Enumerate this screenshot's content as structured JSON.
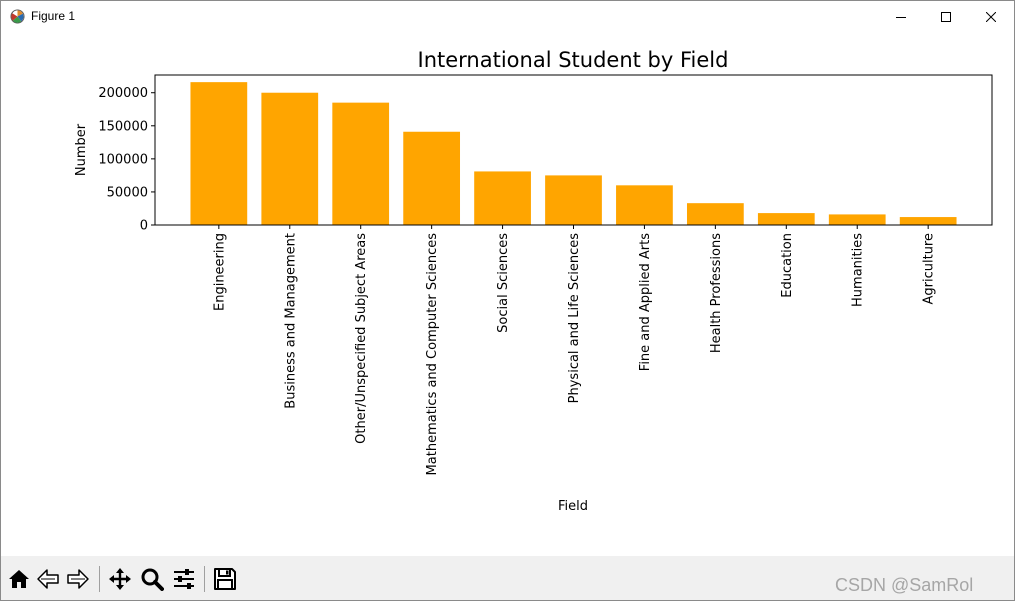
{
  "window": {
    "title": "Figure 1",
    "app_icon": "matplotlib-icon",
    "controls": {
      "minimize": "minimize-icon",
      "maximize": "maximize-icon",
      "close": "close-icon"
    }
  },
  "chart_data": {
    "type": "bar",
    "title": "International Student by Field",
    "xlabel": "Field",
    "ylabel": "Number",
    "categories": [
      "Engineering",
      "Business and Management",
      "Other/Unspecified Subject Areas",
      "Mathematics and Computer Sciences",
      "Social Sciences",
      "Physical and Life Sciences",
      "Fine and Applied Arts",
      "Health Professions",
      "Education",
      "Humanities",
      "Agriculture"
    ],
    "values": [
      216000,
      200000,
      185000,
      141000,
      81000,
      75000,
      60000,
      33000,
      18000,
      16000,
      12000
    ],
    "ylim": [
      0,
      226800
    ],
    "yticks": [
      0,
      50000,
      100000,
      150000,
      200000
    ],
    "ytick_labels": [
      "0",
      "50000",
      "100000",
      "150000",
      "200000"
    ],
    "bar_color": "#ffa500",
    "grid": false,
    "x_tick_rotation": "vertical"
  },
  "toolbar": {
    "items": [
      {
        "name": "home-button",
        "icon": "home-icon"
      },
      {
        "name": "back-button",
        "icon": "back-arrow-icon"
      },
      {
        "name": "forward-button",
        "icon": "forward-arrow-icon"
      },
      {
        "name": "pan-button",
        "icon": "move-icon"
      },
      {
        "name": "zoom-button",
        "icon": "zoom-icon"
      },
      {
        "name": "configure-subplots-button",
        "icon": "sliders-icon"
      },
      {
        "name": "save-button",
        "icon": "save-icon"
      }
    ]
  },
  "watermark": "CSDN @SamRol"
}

......

**TASK INSTRUCTIONS:** Each line in the entries above that includes the string "arrow" should be extracted.

**SOLUTION TO THE PROBLEM:**
        "icon": "back-arrow-icon"
        "icon": "forward-arrow-icon"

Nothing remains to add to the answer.